→ WHAT YOU ARE ASKED TO DO
Copy every line that holds "Muntemba".

(Data records)
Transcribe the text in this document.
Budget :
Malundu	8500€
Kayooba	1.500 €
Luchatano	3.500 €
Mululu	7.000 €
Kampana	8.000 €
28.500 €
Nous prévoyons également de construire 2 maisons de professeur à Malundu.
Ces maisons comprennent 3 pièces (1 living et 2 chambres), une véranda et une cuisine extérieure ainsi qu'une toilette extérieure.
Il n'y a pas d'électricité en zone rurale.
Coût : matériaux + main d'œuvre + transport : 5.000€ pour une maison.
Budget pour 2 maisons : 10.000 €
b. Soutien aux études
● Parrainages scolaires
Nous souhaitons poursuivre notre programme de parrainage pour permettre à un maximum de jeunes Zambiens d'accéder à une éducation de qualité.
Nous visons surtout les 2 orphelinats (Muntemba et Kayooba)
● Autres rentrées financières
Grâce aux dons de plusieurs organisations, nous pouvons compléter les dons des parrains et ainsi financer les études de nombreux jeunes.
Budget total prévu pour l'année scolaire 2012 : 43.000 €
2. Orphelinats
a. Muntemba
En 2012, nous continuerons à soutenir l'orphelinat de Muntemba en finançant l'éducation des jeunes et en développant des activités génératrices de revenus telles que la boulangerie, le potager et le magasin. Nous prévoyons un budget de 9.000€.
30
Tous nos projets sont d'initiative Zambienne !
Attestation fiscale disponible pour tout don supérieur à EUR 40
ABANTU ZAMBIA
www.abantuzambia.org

→ TASK SOLUTION
Nous visons surtout les 2 orphelinats (Muntemba et Kayooba)
a. Muntemba
En 2012, nous continuerons à soutenir l'orphelinat de Muntemba en finançant l'éducation des jeunes et en développant des activités génératrices de revenus telles que la boulangerie, le potager et le magasin. Nous prévoyons un budget de 9.000€.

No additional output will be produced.